PAGE TEXT

·····

By Robert van Gent and Stephen Thorne, Customer Reliability Engineers and Cody Smith, Site Reliability Engineer
In a previous episode of CRE Life Lessons, we discussed how choosing good service level indicators (SLIs) and service level objectives (SLOs) is critical for defining and measuring the reliability of your service. There’s also a whole chapter in the SRE book about this topic. In this episode, we’re going to get meta and go into more detail about some best practices we use at Google to formulate good SLOs for our SLIs.
SLO musings
SLOs are objectives that your business aspires to meet and intends to take action to defend; just remember, your SLOs are not your SLAs (service level agreements)! You should pick SLOs that represent the most critical aspects of the user experience. If you meet an SLO, your users and your business should be happy. Conversely, if the system does not meet the SLO, that implies there are users who are being made unhappy!

·····

REQUIRED TASK
Carry on the article about setting service level objectives from its final sentence above, writing a few more paragraphs in the same voice and style.

·····

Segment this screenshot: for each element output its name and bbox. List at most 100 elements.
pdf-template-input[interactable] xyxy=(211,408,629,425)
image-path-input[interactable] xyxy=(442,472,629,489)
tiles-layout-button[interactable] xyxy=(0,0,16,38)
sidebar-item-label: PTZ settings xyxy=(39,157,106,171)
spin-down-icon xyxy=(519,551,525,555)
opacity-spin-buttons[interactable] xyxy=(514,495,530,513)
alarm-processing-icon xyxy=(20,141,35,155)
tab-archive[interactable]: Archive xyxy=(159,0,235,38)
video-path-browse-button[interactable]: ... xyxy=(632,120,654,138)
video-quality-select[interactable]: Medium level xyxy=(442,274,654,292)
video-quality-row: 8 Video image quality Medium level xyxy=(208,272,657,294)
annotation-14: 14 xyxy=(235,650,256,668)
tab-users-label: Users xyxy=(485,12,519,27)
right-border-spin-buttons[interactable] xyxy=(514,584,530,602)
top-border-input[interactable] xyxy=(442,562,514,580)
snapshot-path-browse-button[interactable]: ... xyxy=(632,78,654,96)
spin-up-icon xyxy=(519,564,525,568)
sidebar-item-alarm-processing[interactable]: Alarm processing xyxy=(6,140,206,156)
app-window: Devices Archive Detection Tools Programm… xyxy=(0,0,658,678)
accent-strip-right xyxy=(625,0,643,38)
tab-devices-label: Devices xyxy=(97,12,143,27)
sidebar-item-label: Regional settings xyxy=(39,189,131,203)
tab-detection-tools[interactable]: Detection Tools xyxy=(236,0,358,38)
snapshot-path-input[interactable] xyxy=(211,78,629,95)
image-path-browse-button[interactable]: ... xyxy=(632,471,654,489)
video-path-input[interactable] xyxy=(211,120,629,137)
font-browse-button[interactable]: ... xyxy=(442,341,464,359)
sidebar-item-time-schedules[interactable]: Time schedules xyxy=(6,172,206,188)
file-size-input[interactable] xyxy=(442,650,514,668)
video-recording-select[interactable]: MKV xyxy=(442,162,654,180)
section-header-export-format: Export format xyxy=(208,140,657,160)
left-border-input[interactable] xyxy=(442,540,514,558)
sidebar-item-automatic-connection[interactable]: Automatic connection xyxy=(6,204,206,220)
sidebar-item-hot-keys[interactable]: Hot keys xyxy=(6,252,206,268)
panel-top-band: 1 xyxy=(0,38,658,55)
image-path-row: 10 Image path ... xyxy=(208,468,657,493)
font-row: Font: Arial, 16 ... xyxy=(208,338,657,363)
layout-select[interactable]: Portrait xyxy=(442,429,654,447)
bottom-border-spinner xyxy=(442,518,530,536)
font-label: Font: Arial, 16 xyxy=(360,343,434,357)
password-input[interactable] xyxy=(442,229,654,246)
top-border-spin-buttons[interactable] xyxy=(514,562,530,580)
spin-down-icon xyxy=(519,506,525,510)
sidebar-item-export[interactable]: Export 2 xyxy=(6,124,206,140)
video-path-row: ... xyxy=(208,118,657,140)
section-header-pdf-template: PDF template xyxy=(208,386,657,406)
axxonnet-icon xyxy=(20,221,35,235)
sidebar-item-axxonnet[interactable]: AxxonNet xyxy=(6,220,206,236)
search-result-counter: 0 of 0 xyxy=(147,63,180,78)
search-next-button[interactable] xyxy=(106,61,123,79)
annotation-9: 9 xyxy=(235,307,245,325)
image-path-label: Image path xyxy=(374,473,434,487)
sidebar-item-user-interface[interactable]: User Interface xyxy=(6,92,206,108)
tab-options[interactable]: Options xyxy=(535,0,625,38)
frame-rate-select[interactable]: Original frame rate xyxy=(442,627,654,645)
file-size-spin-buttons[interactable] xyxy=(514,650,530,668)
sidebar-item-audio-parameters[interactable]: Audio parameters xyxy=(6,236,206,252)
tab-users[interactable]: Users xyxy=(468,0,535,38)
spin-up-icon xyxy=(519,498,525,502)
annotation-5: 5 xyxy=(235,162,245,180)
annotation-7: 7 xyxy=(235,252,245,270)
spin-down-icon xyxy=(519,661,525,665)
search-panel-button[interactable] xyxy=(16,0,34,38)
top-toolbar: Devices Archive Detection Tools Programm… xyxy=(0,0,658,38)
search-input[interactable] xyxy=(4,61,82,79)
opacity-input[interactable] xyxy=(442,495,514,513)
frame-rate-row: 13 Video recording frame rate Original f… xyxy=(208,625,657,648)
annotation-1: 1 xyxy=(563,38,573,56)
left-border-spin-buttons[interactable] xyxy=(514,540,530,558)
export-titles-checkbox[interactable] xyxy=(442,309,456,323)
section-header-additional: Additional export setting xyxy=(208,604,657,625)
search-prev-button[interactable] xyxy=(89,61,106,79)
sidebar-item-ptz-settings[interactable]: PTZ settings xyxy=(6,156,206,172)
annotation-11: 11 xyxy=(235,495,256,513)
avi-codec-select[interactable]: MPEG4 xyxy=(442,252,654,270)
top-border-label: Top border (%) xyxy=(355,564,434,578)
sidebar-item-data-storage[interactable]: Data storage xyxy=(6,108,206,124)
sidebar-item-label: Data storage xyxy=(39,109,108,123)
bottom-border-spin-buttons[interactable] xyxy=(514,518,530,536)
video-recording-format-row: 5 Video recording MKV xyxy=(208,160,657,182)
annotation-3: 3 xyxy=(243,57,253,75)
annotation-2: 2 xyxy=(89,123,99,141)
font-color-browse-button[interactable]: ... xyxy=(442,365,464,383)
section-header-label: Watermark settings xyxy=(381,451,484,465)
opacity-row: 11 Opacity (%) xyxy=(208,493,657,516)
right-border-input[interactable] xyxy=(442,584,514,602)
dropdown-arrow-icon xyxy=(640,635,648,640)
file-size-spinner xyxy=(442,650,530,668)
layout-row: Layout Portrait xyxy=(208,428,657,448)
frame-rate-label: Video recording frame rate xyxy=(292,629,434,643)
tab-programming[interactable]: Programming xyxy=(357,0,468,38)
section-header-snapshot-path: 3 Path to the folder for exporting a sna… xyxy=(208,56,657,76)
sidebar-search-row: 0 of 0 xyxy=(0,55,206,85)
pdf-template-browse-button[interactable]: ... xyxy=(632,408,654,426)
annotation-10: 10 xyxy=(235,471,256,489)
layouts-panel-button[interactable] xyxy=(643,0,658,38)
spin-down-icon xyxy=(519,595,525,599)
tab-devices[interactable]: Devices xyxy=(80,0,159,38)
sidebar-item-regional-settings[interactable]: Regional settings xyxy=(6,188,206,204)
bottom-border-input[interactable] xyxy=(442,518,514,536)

·····

FINAL RESULT
Your business needs to be able to defend an endangered SLO by reducing the frequency of outages, or reducing the impact of outages when they occur. Some ways to do this might include: slowing down the rate at which you release new versions, or by implementing reliability improvements instead of features. All parts of your business need to acknowledge that these SLOs are valuable and should be defended through trade-offs.
Here are some important things to keep in mind when designing your SLOs:
An SLO can be a useful tool for resolving meaningful uncertainty about what a team should be doing. The objective is a line in the sand between “we definitely need to work on this issue” and “we might not need to work on this issue.” Therefore, don’t pick SLO targets that are higher than what you actually need, even if you happen to be meeting them now, as that reduces your flexibility to change things in the future, including trade offs against reliability, like development velocity.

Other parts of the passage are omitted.